§ **THE PROBLEM**: Print the entries below word for word; the pictures stay out of your copy.
╔══
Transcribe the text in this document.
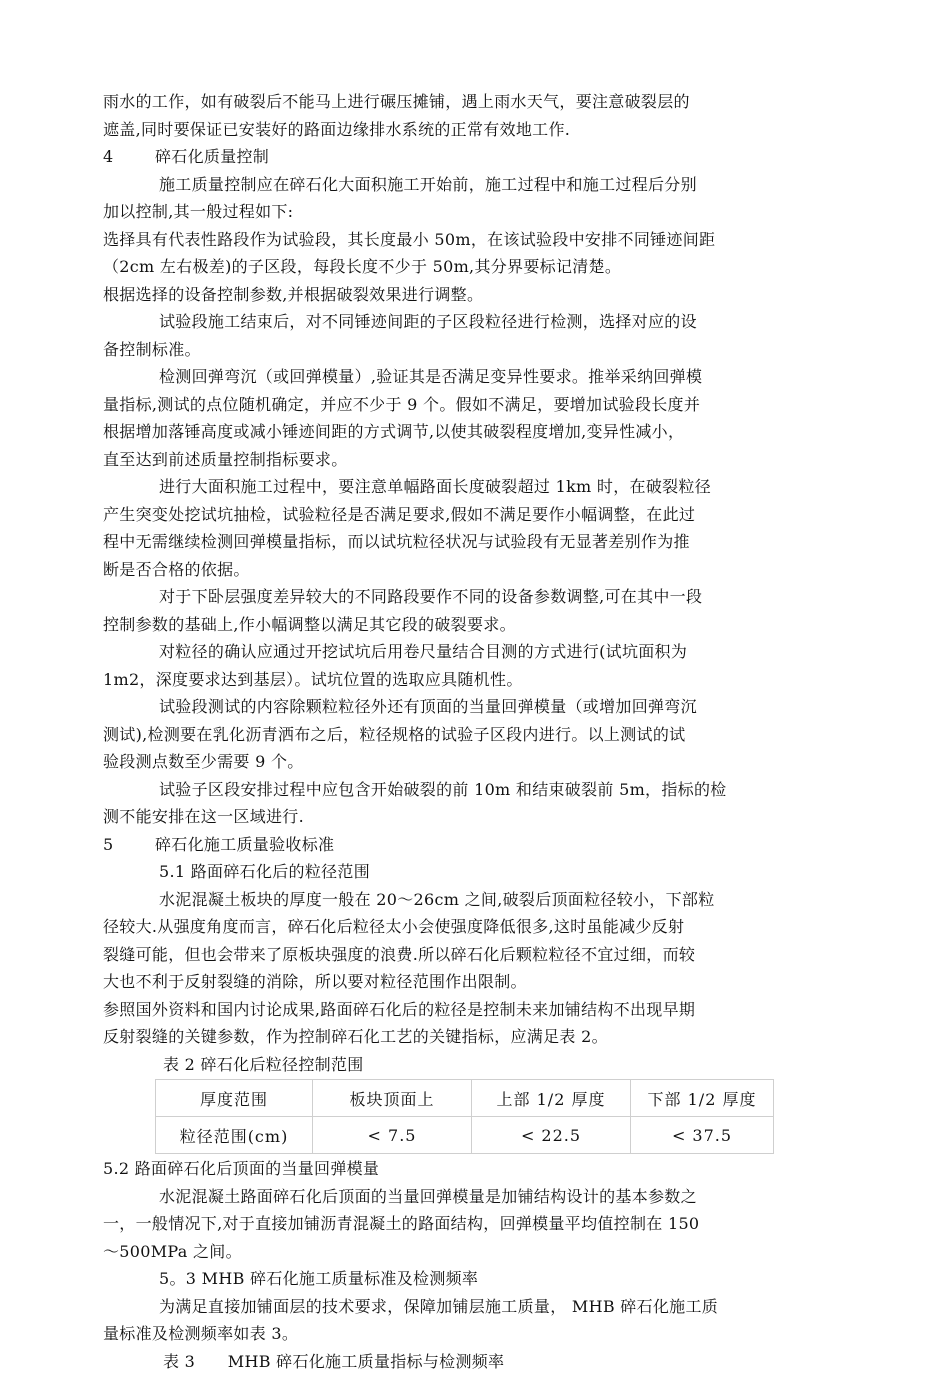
雨水的工作，如有破裂后不能马上进行碾压摊铺，遇上雨水天气，要注意破裂层的
遮盖,同时要保证已安装好的路面边缘排水系统的正常有效地工作.
4	碎石化质量控制
施工质量控制应在碎石化大面积施工开始前，施工过程中和施工过程后分别
加以控制,其一般过程如下:
选择具有代表性路段作为试验段，其长度最小 50m，在该试验段中安排不同锤迹间距
（2cm 左右极差)的子区段，每段长度不少于 50m,其分界要标记清楚。
根据选择的设备控制参数,并根据破裂效果进行调整。
试验段施工结束后，对不同锤迹间距的子区段粒径进行检测，选择对应的设
备控制标准。
检测回弹弯沉（或回弹模量）,验证其是否满足变异性要求。推举采纳回弹模
量指标,测试的点位随机确定，并应不少于 9 个。假如不满足，要增加试验段长度并
根据增加落锤高度或减小锤迹间距的方式调节,以使其破裂程度增加,变异性减小，
直至达到前述质量控制指标要求。
进行大面积施工过程中，要注意单幅路面长度破裂超过 1km 时，在破裂粒径
产生突变处挖试坑抽检，试验粒径是否满足要求,假如不满足要作小幅调整，在此过
程中无需继续检测回弹模量指标，而以试坑粒径状况与试验段有无显著差别作为推
断是否合格的依据。
对于下卧层强度差异较大的不同路段要作不同的设备参数调整,可在其中一段
控制参数的基础上,作小幅调整以满足其它段的破裂要求。
对粒径的确认应通过开挖试坑后用卷尺量结合目测的方式进行(试坑面积为
1m2，深度要求达到基层）。试坑位置的选取应具随机性。
试验段测试的内容除颗粒粒径外还有顶面的当量回弹模量（或增加回弹弯沉
测试),检测要在乳化沥青洒布之后，粒径规格的试验子区段内进行。以上测试的试
验段测点数至少需要 9 个。
试验子区段安排过程中应包含开始破裂的前 10m 和结束破裂前 5m，指标的检
测不能安排在这一区域进行.
5	碎石化施工质量验收标准
5.1 路面碎石化后的粒径范围
水泥混凝土板块的厚度一般在 20～26cm 之间,破裂后顶面粒径较小，下部粒
径较大.从强度角度而言，碎石化后粒径太小会使强度降低很多,这时虽能减少反射
裂缝可能，但也会带来了原板块强度的浪费.所以碎石化后颗粒粒径不宜过细，而较
大也不利于反射裂缝的消除，所以要对粒径范围作出限制。
参照国外资料和国内讨论成果,路面碎石化后的粒径是控制未来加铺结构不出现早期
反射裂缝的关键参数，作为控制碎石化工艺的关键指标，应满足表 2。
表 2 碎石化后粒径控制范围
厚度范围	板块顶面上	上部 1/2 厚度	下部 1/2 厚度
粒径范围(cm)	< 7.5	< 22.5	< 37.5
5.2 路面碎石化后顶面的当量回弹模量
水泥混凝土路面碎石化后顶面的当量回弹模量是加铺结构设计的基本参数之
一，一般情况下,对于直接加铺沥青混凝土的路面结构，回弹模量平均值控制在 150
～500MPa 之间。
5。3 MHB 碎石化施工质量标准及检测频率
为满足直接加铺面层的技术要求，保障加铺层施工质量， MHB 碎石化施工质
量标准及检测频率如表 3。
表 3　　MHB 碎石化施工质量指标与检测频率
╚══
§ **COMPLETED TASK**:
Transcribe the text in this document.
雨水的工作，如有破裂后不能马上进行碾压摊铺，遇上雨水天气，要注意破裂层的
遮盖,同时要保证已安装好的路面边缘排水系统的正常有效地工作.
4	碎石化质量控制
施工质量控制应在碎石化大面积施工开始前，施工过程中和施工过程后分别
加以控制,其一般过程如下:
选择具有代表性路段作为试验段，其长度最小 50m，在该试验段中安排不同锤迹间距
（2cm 左右极差)的子区段，每段长度不少于 50m,其分界要标记清楚。
根据选择的设备控制参数,并根据破裂效果进行调整。
试验段施工结束后，对不同锤迹间距的子区段粒径进行检测，选择对应的设
备控制标准。
检测回弹弯沉（或回弹模量）,验证其是否满足变异性要求。推举采纳回弹模
量指标,测试的点位随机确定，并应不少于 9 个。假如不满足，要增加试验段长度并
根据增加落锤高度或减小锤迹间距的方式调节,以使其破裂程度增加,变异性减小，
直至达到前述质量控制指标要求。
进行大面积施工过程中，要注意单幅路面长度破裂超过 1km 时，在破裂粒径
产生突变处挖试坑抽检，试验粒径是否满足要求,假如不满足要作小幅调整，在此过
程中无需继续检测回弹模量指标，而以试坑粒径状况与试验段有无显著差别作为推
断是否合格的依据。
对于下卧层强度差异较大的不同路段要作不同的设备参数调整,可在其中一段
控制参数的基础上,作小幅调整以满足其它段的破裂要求。
对粒径的确认应通过开挖试坑后用卷尺量结合目测的方式进行(试坑面积为
1m2，深度要求达到基层）。试坑位置的选取应具随机性。
试验段测试的内容除颗粒粒径外还有顶面的当量回弹模量（或增加回弹弯沉
测试),检测要在乳化沥青洒布之后，粒径规格的试验子区段内进行。以上测试的试
验段测点数至少需要 9 个。
试验子区段安排过程中应包含开始破裂的前 10m 和结束破裂前 5m，指标的检
测不能安排在这一区域进行.
5	碎石化施工质量验收标准
5.1 路面碎石化后的粒径范围
水泥混凝土板块的厚度一般在 20～26cm 之间,破裂后顶面粒径较小，下部粒
径较大.从强度角度而言，碎石化后粒径太小会使强度降低很多,这时虽能减少反射
裂缝可能，但也会带来了原板块强度的浪费.所以碎石化后颗粒粒径不宜过细，而较
大也不利于反射裂缝的消除，所以要对粒径范围作出限制。
参照国外资料和国内讨论成果,路面碎石化后的粒径是控制未来加铺结构不出现早期
反射裂缝的关键参数，作为控制碎石化工艺的关键指标，应满足表 2。
表 2 碎石化后粒径控制范围
厚度范围	板块顶面上	上部 1/2 厚度	下部 1/2 厚度
粒径范围(cm)	< 7.5	< 22.5	< 37.5
5.2 路面碎石化后顶面的当量回弹模量
水泥混凝土路面碎石化后顶面的当量回弹模量是加铺结构设计的基本参数之
一，一般情况下,对于直接加铺沥青混凝土的路面结构，回弹模量平均值控制在 150
～500MPa 之间。
5。3 MHB 碎石化施工质量标准及检测频率
为满足直接加铺面层的技术要求，保障加铺层施工质量， MHB 碎石化施工质
量标准及检测频率如表 3。
表 3　　MHB 碎石化施工质量指标与检测频率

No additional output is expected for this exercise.